→ **Exercise instructions**: Will you give the material below again, every line exactly as it is?

→ **Extracted information**:
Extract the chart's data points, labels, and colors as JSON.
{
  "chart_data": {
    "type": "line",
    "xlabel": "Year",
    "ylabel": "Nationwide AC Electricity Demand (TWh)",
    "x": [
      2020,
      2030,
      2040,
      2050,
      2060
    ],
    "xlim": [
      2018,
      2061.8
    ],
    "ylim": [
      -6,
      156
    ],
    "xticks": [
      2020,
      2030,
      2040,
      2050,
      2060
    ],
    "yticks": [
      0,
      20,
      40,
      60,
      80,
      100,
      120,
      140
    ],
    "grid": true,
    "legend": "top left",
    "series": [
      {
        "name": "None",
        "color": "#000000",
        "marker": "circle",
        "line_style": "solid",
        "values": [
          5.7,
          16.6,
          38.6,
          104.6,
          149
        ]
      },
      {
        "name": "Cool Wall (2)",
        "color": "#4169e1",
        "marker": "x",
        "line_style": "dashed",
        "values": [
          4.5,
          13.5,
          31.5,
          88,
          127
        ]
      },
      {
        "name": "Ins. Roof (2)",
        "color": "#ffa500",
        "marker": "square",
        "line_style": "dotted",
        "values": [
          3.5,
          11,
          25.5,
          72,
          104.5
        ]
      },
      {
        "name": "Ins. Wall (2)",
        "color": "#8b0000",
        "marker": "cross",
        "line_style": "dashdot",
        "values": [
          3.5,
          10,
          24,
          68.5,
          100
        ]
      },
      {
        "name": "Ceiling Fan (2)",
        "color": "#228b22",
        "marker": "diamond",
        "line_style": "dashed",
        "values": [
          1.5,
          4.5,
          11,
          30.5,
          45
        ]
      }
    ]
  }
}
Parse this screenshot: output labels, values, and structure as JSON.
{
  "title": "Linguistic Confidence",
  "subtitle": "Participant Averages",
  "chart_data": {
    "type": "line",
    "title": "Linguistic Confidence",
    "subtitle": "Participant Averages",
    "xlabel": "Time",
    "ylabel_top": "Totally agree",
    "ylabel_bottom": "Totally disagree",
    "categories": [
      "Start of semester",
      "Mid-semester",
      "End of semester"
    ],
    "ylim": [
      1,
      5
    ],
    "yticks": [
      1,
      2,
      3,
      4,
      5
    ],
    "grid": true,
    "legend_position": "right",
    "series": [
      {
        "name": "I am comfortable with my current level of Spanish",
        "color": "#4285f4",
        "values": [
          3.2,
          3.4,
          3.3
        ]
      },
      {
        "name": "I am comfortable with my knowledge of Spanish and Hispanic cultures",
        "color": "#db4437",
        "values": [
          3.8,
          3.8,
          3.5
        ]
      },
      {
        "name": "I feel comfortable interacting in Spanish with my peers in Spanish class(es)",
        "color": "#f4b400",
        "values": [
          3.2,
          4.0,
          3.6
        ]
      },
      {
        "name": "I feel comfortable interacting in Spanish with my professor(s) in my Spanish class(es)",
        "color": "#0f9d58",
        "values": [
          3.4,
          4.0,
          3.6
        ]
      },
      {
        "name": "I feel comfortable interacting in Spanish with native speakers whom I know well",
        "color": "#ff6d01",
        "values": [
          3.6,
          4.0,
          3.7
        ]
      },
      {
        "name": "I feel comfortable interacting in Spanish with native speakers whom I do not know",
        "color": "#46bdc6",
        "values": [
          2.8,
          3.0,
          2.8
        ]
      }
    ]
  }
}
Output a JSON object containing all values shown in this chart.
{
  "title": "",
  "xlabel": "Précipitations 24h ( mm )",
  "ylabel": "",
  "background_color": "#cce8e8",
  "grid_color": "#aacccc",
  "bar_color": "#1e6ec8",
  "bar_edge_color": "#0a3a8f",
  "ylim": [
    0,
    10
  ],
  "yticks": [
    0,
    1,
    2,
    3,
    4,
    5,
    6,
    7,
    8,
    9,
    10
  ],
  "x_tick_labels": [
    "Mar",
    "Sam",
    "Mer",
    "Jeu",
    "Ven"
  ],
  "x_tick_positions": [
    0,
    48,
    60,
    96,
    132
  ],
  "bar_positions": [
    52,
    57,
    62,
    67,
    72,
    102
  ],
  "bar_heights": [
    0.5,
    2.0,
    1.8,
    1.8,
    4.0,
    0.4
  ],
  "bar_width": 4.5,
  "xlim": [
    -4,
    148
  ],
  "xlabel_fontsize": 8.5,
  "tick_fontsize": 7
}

→ **Answer to the problem**:
Extract the chart's data points, labels, and colors as JSON.
{
  "chart_data": {
    "type": "line",
    "xlabel": "Year",
    "ylabel": "Nationwide AC Electricity Demand (TWh)",
    "x": [
      2020,
      2030,
      2040,
      2050,
      2060
    ],
    "xlim": [
      2018,
      2061.8
    ],
    "ylim": [
      -6,
      156
    ],
    "xticks": [
      2020,
      2030,
      2040,
      2050,
      2060
    ],
    "yticks": [
      0,
      20,
      40,
      60,
      80,
      100,
      120,
      140
    ],
    "grid": true,
    "legend": "top left",
    "series": [
      {
        "name": "None",
        "color": "#000000",
        "marker": "circle",
        "line_style": "solid",
        "values": [
          5.7,
          16.6,
          38.6,
          104.6,
          149
        ]
      },
      {
        "name": "Cool Wall (2)",
        "color": "#4169e1",
        "marker": "x",
        "line_style": "dashed",
        "values": [
          4.5,
          13.5,
          31.5,
          88,
          127
        ]
      },
      {
        "name": "Ins. Roof (2)",
        "color": "#ffa500",
        "marker": "square",
        "line_style": "dotted",
        "values": [
          3.5,
          11,
          25.5,
          72,
          104.5
        ]
      },
      {
        "name": "Ins. Wall (2)",
        "color": "#8b0000",
        "marker": "cross",
        "line_style": "dashdot",
        "values": [
          3.5,
          10,
          24,
          68.5,
          100
        ]
      },
      {
        "name": "Ceiling Fan (2)",
        "color": "#228b22",
        "marker": "diamond",
        "line_style": "dashed",
        "values": [
          1.5,
          4.5,
          11,
          30.5,
          45
        ]
      }
    ]
  }
}
Parse this screenshot: output labels, values, and structure as JSON.
{
  "title": "Linguistic Confidence",
  "subtitle": "Participant Averages",
  "chart_data": {
    "type": "line",
    "title": "Linguistic Confidence",
    "subtitle": "Participant Averages",
    "xlabel": "Time",
    "ylabel_top": "Totally agree",
    "ylabel_bottom": "Totally disagree",
    "categories": [
      "Start of semester",
      "Mid-semester",
      "End of semester"
    ],
    "ylim": [
      1,
      5
    ],
    "yticks": [
      1,
      2,
      3,
      4,
      5
    ],
    "grid": true,
    "legend_position": "right",
    "series": [
      {
        "name": "I am comfortable with my current level of Spanish",
        "color": "#4285f4",
        "values": [
          3.2,
          3.4,
          3.3
        ]
      },
      {
        "name": "I am comfortable with my knowledge of Spanish and Hispanic cultures",
        "color": "#db4437",
        "values": [
          3.8,
          3.8,
          3.5
        ]
      },
      {
        "name": "I feel comfortable interacting in Spanish with my peers in Spanish class(es)",
        "color": "#f4b400",
        "values": [
          3.2,
          4.0,
          3.6
        ]
      },
      {
        "name": "I feel comfortable interacting in Spanish with my professor(s) in my Spanish class(es)",
        "color": "#0f9d58",
        "values": [
          3.4,
          4.0,
          3.6
        ]
      },
      {
        "name": "I feel comfortable interacting in Spanish with native speakers whom I know well",
        "color": "#ff6d01",
        "values": [
          3.6,
          4.0,
          3.7
        ]
      },
      {
        "name": "I feel comfortable interacting in Spanish with native speakers whom I do not know",
        "color": "#46bdc6",
        "values": [
          2.8,
          3.0,
          2.8
        ]
      }
    ]
  }
}
Output a JSON object containing all values shown in this chart.
{
  "title": "",
  "xlabel": "Précipitations 24h ( mm )",
  "ylabel": "",
  "background_color": "#cce8e8",
  "grid_color": "#aacccc",
  "bar_color": "#1e6ec8",
  "bar_edge_color": "#0a3a8f",
  "ylim": [
    0,
    10
  ],
  "yticks": [
    0,
    1,
    2,
    3,
    4,
    5,
    6,
    7,
    8,
    9,
    10
  ],
  "x_tick_labels": [
    "Mar",
    "Sam",
    "Mer",
    "Jeu",
    "Ven"
  ],
  "x_tick_positions": [
    0,
    48,
    60,
    96,
    132
  ],
  "bar_positions": [
    52,
    57,
    62,
    67,
    72,
    102
  ],
  "bar_heights": [
    0.5,
    2.0,
    1.8,
    1.8,
    4.0,
    0.4
  ],
  "bar_width": 4.5,
  "xlim": [
    -4,
    148
  ],
  "xlabel_fontsize": 8.5,
  "tick_fontsize": 7
}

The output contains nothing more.